======== Extracted information ========

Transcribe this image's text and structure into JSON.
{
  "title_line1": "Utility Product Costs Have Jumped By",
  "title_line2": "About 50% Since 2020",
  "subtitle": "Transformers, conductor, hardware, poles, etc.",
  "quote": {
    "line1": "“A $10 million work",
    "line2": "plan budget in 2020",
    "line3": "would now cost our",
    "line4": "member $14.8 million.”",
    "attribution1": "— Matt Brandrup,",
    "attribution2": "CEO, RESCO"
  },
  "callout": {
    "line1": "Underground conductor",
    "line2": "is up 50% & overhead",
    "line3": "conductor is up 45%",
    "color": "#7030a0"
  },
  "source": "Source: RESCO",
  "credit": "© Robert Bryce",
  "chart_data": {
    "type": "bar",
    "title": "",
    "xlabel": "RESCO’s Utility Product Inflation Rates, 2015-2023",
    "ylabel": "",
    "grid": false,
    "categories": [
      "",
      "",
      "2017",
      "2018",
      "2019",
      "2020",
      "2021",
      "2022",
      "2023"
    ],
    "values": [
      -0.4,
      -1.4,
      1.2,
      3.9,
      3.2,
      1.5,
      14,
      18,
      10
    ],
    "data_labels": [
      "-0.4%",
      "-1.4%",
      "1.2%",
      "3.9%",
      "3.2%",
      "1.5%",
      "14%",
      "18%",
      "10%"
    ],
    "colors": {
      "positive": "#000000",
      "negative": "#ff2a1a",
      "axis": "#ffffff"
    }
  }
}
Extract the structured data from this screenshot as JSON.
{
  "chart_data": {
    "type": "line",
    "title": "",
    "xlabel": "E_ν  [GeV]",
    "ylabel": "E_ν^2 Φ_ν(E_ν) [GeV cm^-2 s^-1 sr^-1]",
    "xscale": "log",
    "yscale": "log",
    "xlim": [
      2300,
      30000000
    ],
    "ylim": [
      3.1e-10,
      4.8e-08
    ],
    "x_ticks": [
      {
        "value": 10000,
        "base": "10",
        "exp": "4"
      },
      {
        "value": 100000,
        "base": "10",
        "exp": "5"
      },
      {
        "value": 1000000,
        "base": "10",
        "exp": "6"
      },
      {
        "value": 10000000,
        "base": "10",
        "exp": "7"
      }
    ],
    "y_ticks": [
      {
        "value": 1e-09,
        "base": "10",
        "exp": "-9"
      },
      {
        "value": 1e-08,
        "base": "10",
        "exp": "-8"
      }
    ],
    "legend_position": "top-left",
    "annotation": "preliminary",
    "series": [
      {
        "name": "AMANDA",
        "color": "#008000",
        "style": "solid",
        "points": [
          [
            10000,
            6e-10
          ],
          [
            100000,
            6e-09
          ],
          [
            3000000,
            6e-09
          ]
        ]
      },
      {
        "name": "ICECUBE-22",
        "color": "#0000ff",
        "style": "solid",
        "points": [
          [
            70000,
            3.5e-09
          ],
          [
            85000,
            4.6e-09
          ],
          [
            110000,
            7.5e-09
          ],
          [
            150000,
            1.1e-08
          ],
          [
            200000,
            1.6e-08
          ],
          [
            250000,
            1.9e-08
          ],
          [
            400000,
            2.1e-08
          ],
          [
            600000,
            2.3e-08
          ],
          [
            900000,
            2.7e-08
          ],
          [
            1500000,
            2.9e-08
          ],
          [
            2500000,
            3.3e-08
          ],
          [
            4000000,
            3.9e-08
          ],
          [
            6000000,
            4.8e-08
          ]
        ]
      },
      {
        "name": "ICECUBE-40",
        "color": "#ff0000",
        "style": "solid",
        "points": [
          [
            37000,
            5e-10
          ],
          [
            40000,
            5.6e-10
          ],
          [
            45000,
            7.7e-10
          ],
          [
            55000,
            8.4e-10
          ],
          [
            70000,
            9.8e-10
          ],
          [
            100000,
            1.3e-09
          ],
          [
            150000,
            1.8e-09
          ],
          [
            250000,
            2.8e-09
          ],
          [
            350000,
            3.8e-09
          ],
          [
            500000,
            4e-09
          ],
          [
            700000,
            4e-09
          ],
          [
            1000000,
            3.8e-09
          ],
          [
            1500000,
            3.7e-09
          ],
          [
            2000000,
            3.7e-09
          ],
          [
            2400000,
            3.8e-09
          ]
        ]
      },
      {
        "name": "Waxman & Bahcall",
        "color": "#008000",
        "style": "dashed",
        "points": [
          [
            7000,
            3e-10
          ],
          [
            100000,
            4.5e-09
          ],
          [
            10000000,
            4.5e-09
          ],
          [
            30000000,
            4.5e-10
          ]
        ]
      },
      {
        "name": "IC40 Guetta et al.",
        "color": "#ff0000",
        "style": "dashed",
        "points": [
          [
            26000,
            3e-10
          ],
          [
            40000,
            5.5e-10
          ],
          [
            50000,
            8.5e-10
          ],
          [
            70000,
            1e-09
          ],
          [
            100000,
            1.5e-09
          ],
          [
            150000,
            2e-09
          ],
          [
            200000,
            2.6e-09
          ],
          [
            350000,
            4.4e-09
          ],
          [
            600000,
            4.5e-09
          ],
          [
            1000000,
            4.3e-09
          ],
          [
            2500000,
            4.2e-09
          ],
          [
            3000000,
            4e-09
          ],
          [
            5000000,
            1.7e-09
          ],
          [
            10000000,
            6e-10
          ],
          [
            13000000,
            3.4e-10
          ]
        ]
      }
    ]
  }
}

========

_Directive_
Scan the lines above for "xlabel", then copy every one that has it.

_Full response_
    "xlabel": "RESCO’s Utility Product Inflation Rates, 2015-2023",
    "xlabel": "E_ν  [GeV]",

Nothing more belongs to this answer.